* DIRECTIVE
Please rewrite the lines starting at the top of the listing and ending at the line with "- view-only-device-heading: 보기", replacing "red-arrow-icon" with "pointer-arrow-icon" and leaving everything else unchanged.

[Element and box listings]
....
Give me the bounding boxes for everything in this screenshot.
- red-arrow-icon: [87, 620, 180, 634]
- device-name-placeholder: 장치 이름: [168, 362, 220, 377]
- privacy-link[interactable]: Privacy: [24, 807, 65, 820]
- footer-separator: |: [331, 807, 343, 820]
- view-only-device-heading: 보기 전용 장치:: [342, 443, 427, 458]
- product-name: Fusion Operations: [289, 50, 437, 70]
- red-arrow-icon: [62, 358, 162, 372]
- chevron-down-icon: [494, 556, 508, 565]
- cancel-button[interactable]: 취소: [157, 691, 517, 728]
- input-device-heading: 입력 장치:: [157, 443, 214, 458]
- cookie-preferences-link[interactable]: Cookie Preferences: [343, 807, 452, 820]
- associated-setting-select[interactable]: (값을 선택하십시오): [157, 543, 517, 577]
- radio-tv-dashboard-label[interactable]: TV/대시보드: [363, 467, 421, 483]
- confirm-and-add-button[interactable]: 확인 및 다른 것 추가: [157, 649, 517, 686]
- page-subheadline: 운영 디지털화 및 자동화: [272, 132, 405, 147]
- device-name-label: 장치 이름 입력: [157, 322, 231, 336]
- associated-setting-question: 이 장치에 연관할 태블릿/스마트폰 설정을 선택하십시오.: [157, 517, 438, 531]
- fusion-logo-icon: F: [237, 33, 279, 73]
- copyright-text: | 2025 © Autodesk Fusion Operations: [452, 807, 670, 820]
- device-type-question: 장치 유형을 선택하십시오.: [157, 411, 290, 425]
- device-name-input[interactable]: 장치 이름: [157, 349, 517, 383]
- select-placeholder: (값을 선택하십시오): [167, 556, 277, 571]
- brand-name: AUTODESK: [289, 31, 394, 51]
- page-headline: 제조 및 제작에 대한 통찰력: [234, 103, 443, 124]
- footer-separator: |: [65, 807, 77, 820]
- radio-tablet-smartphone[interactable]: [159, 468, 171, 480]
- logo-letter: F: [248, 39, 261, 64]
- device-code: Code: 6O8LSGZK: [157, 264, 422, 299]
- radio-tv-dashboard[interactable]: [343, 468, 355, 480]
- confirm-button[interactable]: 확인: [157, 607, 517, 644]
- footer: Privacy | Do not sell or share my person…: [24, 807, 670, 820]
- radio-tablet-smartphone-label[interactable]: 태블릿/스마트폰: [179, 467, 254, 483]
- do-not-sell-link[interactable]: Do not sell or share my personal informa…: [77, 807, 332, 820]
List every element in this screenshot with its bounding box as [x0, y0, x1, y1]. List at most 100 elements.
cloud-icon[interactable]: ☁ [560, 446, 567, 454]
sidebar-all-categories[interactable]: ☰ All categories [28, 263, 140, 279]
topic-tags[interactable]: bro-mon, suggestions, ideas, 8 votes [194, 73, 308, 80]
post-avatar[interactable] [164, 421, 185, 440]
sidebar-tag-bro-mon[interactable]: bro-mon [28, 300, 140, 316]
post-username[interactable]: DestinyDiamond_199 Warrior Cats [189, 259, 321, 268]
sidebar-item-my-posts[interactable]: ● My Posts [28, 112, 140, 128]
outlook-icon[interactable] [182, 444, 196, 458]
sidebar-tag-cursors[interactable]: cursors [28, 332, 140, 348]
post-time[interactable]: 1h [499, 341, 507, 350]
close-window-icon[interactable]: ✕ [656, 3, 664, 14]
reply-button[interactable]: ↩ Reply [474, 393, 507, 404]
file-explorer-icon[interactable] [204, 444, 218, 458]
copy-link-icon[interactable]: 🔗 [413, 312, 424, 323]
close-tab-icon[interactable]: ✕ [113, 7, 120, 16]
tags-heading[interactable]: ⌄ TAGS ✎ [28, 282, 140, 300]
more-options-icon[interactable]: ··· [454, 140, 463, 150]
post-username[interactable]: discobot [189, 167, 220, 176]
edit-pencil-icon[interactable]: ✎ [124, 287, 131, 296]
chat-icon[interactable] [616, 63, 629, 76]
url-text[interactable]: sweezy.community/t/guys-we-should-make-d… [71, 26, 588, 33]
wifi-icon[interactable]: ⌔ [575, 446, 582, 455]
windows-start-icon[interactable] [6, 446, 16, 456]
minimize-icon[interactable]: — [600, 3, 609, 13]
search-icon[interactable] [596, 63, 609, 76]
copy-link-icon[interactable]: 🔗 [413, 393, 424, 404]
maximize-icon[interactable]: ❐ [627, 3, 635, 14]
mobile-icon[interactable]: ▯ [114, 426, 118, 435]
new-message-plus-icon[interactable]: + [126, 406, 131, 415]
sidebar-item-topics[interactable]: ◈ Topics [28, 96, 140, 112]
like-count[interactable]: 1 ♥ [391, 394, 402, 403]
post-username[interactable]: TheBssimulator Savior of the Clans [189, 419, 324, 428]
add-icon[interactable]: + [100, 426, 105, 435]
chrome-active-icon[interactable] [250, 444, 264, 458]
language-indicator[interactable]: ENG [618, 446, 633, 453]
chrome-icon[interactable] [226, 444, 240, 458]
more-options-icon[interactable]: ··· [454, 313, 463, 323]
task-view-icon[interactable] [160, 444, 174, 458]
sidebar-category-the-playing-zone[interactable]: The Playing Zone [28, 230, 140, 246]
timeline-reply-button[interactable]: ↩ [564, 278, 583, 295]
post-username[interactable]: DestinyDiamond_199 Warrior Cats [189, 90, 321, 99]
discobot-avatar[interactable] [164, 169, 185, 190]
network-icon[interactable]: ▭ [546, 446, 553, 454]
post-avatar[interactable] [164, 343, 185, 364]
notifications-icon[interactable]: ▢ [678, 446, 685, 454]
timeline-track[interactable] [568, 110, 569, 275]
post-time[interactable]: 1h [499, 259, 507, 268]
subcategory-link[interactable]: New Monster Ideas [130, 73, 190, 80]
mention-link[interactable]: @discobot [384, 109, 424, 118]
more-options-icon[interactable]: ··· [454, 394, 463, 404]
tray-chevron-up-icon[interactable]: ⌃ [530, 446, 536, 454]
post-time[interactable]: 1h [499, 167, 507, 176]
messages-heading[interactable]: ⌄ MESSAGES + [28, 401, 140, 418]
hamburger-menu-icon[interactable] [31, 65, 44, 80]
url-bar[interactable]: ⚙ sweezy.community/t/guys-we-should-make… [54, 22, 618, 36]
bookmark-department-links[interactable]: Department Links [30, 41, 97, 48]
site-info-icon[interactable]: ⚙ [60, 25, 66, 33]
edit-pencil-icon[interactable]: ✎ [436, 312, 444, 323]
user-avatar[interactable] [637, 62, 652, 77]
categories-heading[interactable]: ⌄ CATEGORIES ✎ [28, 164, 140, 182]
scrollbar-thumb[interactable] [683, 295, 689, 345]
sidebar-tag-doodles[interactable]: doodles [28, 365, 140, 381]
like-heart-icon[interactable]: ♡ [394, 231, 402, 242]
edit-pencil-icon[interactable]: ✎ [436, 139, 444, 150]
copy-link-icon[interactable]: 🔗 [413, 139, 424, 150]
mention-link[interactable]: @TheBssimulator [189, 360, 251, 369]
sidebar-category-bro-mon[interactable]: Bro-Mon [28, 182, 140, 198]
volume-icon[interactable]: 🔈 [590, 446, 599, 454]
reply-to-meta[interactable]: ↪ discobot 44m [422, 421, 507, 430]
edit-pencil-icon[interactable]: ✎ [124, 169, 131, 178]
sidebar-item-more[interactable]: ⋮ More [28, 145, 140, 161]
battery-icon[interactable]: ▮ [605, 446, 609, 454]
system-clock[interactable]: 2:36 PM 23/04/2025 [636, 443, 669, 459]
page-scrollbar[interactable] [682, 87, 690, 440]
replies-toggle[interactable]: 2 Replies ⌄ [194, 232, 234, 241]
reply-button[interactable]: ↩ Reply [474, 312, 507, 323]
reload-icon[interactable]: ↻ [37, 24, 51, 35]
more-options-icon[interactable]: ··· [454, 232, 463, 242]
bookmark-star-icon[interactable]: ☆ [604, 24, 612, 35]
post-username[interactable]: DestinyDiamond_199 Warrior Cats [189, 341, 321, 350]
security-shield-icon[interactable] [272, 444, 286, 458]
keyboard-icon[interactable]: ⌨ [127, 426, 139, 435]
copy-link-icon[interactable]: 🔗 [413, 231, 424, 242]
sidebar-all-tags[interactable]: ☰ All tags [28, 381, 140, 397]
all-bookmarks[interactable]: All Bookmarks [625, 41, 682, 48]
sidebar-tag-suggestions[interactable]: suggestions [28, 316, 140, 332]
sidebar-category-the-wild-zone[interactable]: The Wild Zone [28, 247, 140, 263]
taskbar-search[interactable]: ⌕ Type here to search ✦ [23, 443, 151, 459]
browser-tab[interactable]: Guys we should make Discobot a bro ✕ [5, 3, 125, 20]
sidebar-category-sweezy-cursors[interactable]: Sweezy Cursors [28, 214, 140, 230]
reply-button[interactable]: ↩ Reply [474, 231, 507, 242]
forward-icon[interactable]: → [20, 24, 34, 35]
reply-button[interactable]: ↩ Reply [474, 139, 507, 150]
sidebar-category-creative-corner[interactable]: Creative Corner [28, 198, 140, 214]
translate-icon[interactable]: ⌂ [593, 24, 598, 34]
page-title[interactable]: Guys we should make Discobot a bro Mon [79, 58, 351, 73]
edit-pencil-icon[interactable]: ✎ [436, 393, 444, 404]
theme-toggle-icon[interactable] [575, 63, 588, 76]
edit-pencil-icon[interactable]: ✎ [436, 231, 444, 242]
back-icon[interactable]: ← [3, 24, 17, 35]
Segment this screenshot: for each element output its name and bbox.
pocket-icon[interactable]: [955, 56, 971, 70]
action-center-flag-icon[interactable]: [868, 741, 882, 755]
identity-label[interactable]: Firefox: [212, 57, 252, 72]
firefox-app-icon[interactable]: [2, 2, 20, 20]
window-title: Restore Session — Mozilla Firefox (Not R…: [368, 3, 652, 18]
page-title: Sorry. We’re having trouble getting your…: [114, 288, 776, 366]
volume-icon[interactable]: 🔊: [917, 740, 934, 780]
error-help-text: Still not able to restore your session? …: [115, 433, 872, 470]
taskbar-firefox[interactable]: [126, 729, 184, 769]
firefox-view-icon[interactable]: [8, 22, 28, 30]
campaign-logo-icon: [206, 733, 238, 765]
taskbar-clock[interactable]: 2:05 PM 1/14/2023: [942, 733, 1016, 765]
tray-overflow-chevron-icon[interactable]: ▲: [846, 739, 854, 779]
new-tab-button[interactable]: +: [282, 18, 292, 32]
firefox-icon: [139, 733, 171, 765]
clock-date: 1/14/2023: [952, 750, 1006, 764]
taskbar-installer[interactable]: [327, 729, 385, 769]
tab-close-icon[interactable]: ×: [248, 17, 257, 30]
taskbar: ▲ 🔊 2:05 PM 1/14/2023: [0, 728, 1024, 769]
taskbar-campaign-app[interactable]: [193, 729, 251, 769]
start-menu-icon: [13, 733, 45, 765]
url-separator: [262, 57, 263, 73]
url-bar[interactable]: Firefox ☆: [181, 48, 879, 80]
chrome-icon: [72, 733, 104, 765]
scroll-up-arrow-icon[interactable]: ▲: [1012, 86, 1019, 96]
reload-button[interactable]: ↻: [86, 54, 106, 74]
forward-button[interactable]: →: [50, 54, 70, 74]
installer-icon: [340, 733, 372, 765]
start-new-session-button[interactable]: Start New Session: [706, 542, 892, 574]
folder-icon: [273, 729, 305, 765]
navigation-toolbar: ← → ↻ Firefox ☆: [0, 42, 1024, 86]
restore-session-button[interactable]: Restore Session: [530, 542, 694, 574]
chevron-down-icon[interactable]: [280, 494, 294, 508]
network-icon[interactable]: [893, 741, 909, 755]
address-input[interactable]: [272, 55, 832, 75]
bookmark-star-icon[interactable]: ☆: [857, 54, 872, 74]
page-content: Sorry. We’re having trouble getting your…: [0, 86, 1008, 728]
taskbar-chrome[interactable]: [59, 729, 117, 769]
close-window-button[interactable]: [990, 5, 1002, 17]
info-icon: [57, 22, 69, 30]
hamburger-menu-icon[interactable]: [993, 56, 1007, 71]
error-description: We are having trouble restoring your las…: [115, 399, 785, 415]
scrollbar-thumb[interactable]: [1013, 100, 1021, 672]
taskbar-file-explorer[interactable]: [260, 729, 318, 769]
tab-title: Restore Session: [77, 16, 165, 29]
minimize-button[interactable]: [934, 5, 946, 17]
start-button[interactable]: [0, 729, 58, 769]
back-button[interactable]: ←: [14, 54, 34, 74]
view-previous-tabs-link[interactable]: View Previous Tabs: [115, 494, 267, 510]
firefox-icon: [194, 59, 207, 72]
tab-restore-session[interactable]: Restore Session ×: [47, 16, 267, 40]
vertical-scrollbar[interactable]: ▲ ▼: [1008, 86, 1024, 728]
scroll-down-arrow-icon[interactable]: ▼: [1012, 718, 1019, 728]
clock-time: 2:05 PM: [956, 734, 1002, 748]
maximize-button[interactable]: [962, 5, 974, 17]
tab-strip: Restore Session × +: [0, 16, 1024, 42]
....
* RESULT OF THE EXERCISE
Give me the bounding boxes for everything in this screenshot.
- pointer-arrow-icon: [87, 620, 180, 634]
- device-name-placeholder: 장치 이름: [168, 362, 220, 377]
- privacy-link[interactable]: Privacy: [24, 807, 65, 820]
- footer-separator: |: [331, 807, 343, 820]
- view-only-device-heading: 보기 전용 장치:: [342, 443, 427, 458]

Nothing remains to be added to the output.